Problem description >>
Where the string "Hilfe" occurs in the material below, report the whole line.

Input rows >>
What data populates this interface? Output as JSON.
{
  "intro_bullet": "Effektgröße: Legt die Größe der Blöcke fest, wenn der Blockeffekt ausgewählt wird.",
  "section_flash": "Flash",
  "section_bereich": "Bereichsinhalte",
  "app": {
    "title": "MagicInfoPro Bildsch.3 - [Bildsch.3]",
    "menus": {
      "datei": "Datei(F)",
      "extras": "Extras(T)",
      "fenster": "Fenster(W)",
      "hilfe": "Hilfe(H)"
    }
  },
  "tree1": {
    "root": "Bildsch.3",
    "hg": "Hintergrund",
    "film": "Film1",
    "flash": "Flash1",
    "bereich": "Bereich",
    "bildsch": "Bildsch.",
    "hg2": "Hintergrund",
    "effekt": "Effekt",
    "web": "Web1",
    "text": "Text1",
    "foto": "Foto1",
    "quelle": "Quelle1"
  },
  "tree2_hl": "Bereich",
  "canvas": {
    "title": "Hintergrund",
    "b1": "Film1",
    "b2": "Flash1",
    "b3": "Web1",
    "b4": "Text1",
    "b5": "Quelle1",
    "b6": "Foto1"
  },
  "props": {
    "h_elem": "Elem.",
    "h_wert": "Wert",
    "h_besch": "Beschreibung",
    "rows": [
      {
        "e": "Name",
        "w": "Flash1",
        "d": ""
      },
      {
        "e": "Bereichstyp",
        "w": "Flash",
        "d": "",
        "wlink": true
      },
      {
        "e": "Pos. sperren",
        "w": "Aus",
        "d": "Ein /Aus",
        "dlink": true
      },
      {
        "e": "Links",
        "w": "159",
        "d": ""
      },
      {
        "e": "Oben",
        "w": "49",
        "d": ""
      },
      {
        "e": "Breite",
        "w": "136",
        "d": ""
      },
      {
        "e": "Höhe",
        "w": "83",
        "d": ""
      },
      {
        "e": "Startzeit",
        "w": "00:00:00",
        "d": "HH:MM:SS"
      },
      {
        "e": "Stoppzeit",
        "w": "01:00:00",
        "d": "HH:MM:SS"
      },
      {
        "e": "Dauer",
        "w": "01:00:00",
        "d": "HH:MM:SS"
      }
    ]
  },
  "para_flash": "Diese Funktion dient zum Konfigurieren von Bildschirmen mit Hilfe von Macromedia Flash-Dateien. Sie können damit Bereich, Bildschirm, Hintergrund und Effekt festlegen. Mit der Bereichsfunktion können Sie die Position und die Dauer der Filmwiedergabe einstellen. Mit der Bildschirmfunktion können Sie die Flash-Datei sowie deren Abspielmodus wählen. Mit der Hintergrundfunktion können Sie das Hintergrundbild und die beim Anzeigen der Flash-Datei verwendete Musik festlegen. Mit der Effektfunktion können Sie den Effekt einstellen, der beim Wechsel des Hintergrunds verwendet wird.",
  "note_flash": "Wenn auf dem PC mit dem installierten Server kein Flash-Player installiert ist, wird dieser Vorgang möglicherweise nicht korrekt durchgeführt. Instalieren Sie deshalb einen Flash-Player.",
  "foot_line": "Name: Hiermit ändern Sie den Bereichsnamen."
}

Response >>
      "hilfe": "Hilfe(H)"
  "para_flash": "Diese Funktion dient zum Konfigurieren von Bildschirmen mit Hilfe von Macromedia Flash-Dateien. Sie können damit Bereich, Bildschirm, Hintergrund und Effekt festlegen. Mit der Bereichsfunktion können Sie die Position und die Dauer der Filmwiedergabe einstellen. Mit der Bildschirmfunktion können Sie die Flash-Datei sowie deren Abspielmodus wählen. Mit der Hintergrundfunktion können Sie das Hintergrundbild und die beim Anzeigen der Flash-Datei verwendete Musik festlegen. Mit der Effektfunktion können Sie den Effekt einstellen, der beim Wechsel des Hintergrunds verwendet wird.",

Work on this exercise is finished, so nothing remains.